— The problem —
Quote the records in full and leave their pictures out.

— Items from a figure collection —
+ + + + + + +

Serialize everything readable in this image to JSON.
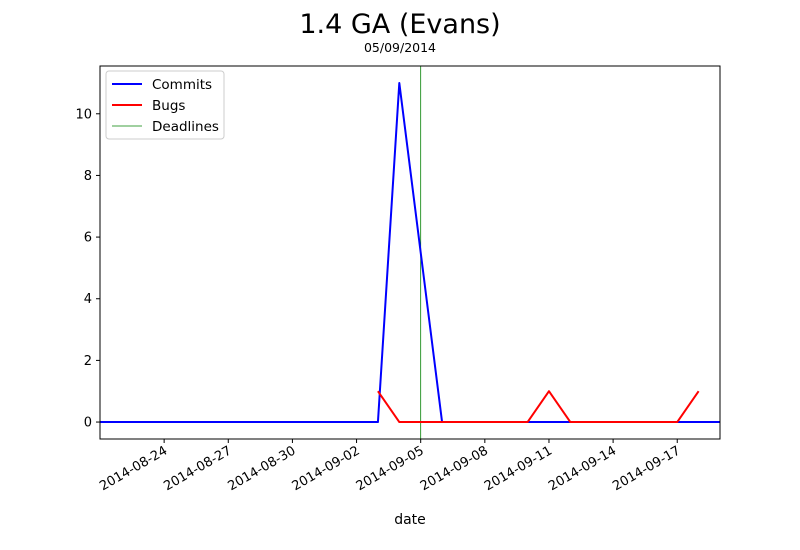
{
  "chart_data": {
    "type": "line",
    "title": "1.4 GA (Evans)",
    "subtitle": "05/09/2014",
    "xlabel": "date",
    "ylabel": "",
    "xlim": [
      "2014-08-21",
      "2014-09-19"
    ],
    "ylim": [
      -0.55,
      11.55
    ],
    "x_ticks": [
      "2014-08-24",
      "2014-08-27",
      "2014-08-30",
      "2014-09-02",
      "2014-09-05",
      "2014-09-08",
      "2014-09-11",
      "2014-09-14",
      "2014-09-17"
    ],
    "y_ticks": [
      0,
      2,
      4,
      6,
      8,
      10
    ],
    "grid": false,
    "legend_position": "top-left",
    "series": [
      {
        "name": "Commits",
        "color": "#0000ff",
        "x": [
          "2014-08-21",
          "2014-09-03",
          "2014-09-04",
          "2014-09-05",
          "2014-09-06",
          "2014-09-19"
        ],
        "y": [
          0,
          0,
          11,
          5.5,
          0,
          0
        ]
      },
      {
        "name": "Bugs",
        "color": "#ff0000",
        "x": [
          "2014-09-03",
          "2014-09-04",
          "2014-09-10",
          "2014-09-11",
          "2014-09-12",
          "2014-09-17",
          "2014-09-18"
        ],
        "y": [
          1,
          0,
          0,
          1,
          0,
          0,
          1
        ]
      }
    ],
    "deadlines": {
      "name": "Deadlines",
      "color": "#008000",
      "dates": [
        "2014-09-05"
      ]
    }
  }
}
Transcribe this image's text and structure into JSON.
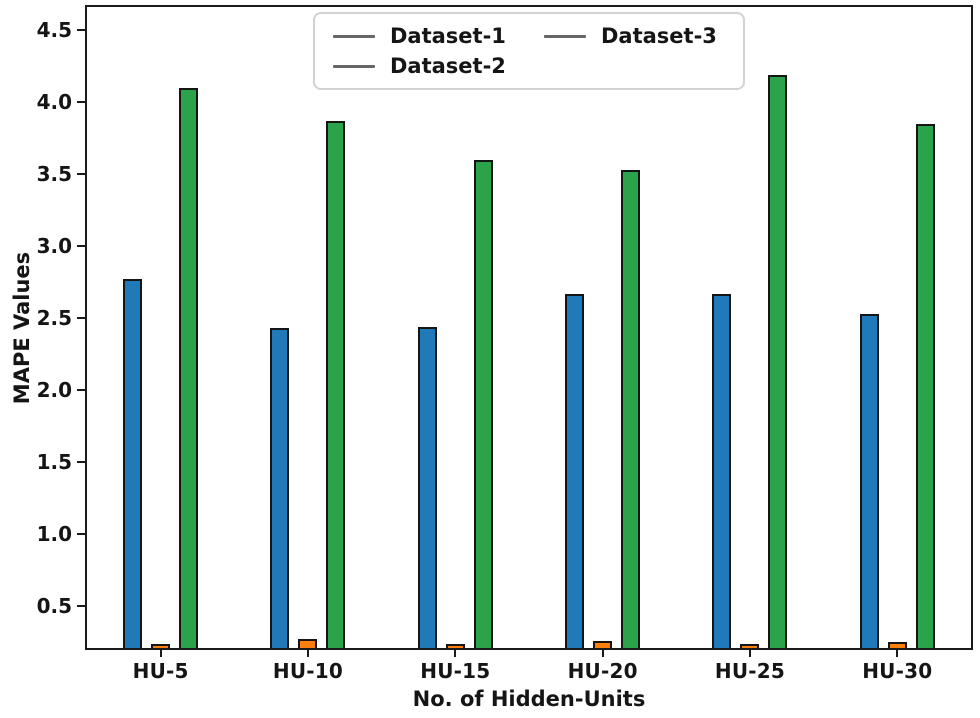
{
  "figure": {
    "background": "#ffffff",
    "spine_color": "#1a1a1a"
  },
  "chart_data": {
    "type": "bar",
    "title": "",
    "xlabel": "No. of Hidden-Units",
    "ylabel": "MAPE Values",
    "categories": [
      "HU-5",
      "HU-10",
      "HU-15",
      "HU-20",
      "HU-25",
      "HU-30"
    ],
    "series": [
      {
        "name": "Dataset-1",
        "color": "#2079b8",
        "values": [
          2.77,
          2.43,
          2.44,
          2.67,
          2.67,
          2.53
        ]
      },
      {
        "name": "Dataset-2",
        "color": "#ff7f0e",
        "values": [
          0.24,
          0.27,
          0.24,
          0.26,
          0.24,
          0.25
        ]
      },
      {
        "name": "Dataset-3",
        "color": "#2aa34a",
        "values": [
          4.1,
          3.87,
          3.6,
          3.53,
          4.19,
          3.85
        ]
      }
    ],
    "bar_edge_color": "#151515",
    "ylim": [
      0.21,
      4.66
    ],
    "yticks": [
      "0.5",
      "1.0",
      "1.5",
      "2.0",
      "2.5",
      "3.0",
      "3.5",
      "4.0",
      "4.5"
    ],
    "grid": false,
    "legend": {
      "position": "upper center",
      "columns": 2,
      "handle_style": "line",
      "handle_color": "#666666",
      "entries": [
        "Dataset-1",
        "Dataset-2",
        "Dataset-3"
      ]
    }
  }
}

+ + + + + + +

— Completed exercise —
Serialize everything readable in this image to JSON.
{
  "chart_data": {
    "type": "line",
    "title": "1.4 GA (Evans)",
    "subtitle": "05/09/2014",
    "xlabel": "date",
    "ylabel": "",
    "xlim": [
      "2014-08-21",
      "2014-09-19"
    ],
    "ylim": [
      -0.55,
      11.55
    ],
    "x_ticks": [
      "2014-08-24",
      "2014-08-27",
      "2014-08-30",
      "2014-09-02",
      "2014-09-05",
      "2014-09-08",
      "2014-09-11",
      "2014-09-14",
      "2014-09-17"
    ],
    "y_ticks": [
      0,
      2,
      4,
      6,
      8,
      10
    ],
    "grid": false,
    "legend_position": "top-left",
    "series": [
      {
        "name": "Commits",
        "color": "#0000ff",
        "x": [
          "2014-08-21",
          "2014-09-03",
          "2014-09-04",
          "2014-09-05",
          "2014-09-06",
          "2014-09-19"
        ],
        "y": [
          0,
          0,
          11,
          5.5,
          0,
          0
        ]
      },
      {
        "name": "Bugs",
        "color": "#ff0000",
        "x": [
          "2014-09-03",
          "2014-09-04",
          "2014-09-10",
          "2014-09-11",
          "2014-09-12",
          "2014-09-17",
          "2014-09-18"
        ],
        "y": [
          1,
          0,
          0,
          1,
          0,
          0,
          1
        ]
      }
    ],
    "deadlines": {
      "name": "Deadlines",
      "color": "#008000",
      "dates": [
        "2014-09-05"
      ]
    }
  }
}
Transcribe this image's text and structure into JSON.
{
  "figure": {
    "background": "#ffffff",
    "spine_color": "#1a1a1a"
  },
  "chart_data": {
    "type": "bar",
    "title": "",
    "xlabel": "No. of Hidden-Units",
    "ylabel": "MAPE Values",
    "categories": [
      "HU-5",
      "HU-10",
      "HU-15",
      "HU-20",
      "HU-25",
      "HU-30"
    ],
    "series": [
      {
        "name": "Dataset-1",
        "color": "#2079b8",
        "values": [
          2.77,
          2.43,
          2.44,
          2.67,
          2.67,
          2.53
        ]
      },
      {
        "name": "Dataset-2",
        "color": "#ff7f0e",
        "values": [
          0.24,
          0.27,
          0.24,
          0.26,
          0.24,
          0.25
        ]
      },
      {
        "name": "Dataset-3",
        "color": "#2aa34a",
        "values": [
          4.1,
          3.87,
          3.6,
          3.53,
          4.19,
          3.85
        ]
      }
    ],
    "bar_edge_color": "#151515",
    "ylim": [
      0.21,
      4.66
    ],
    "yticks": [
      "0.5",
      "1.0",
      "1.5",
      "2.0",
      "2.5",
      "3.0",
      "3.5",
      "4.0",
      "4.5"
    ],
    "grid": false,
    "legend": {
      "position": "upper center",
      "columns": 2,
      "handle_style": "line",
      "handle_color": "#666666",
      "entries": [
        "Dataset-1",
        "Dataset-2",
        "Dataset-3"
      ]
    }
  }
}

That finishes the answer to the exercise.